* BEGIN *

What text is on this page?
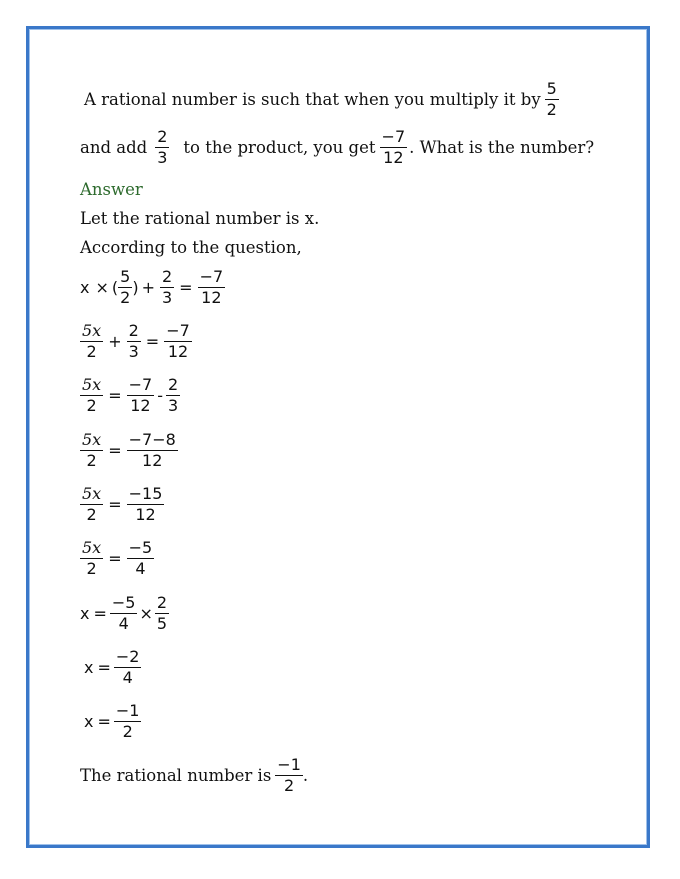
A rational number is such that when you multiply it by $\frac{5}{2}$
and add $\frac{2}{3}$ to the product, you get $\frac{-7}{12}$ . What is the number?
Answer
Let the rational number is x.
According to the question,
x × ( $\frac{5}{2}$ ) + $\frac{2}{3} = \frac{-7}{12}$
$\frac{5x}{2} + \frac{2}{3} = \frac{-7}{12}$
$\frac{5x}{2} = \frac{-7}{12} - \frac{2}{3}$
$\frac{5x}{2} = \frac{-7-8}{12}$
$\frac{5x}{2} = \frac{-15}{12}$
$\frac{5x}{2} = \frac{-5}{4}$
$x = \frac{-5}{4} \times \frac{2}{5}$
$x = \frac{-2}{4}$
$x = \frac{-1}{2}$
The rational number is $\frac{-1}{2}$ .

* END *

Written instruction -
Exclude the pictures and repeat every other part of the records word for word.

Solution -
What text is on this page?
A rational number is such that when you multiply it by $\frac{5}{2}$
and add $\frac{2}{3}$ to the product, you get $\frac{-7}{12}$ . What is the number?
Answer
Let the rational number is x.
According to the question,
x × ( $\frac{5}{2}$ ) + $\frac{2}{3} = \frac{-7}{12}$
$\frac{5x}{2} + \frac{2}{3} = \frac{-7}{12}$
$\frac{5x}{2} = \frac{-7}{12} - \frac{2}{3}$
$\frac{5x}{2} = \frac{-7-8}{12}$
$\frac{5x}{2} = \frac{-15}{12}$
$\frac{5x}{2} = \frac{-5}{4}$
$x = \frac{-5}{4} \times \frac{2}{5}$
$x = \frac{-2}{4}$
$x = \frac{-1}{2}$
The rational number is $\frac{-1}{2}$ .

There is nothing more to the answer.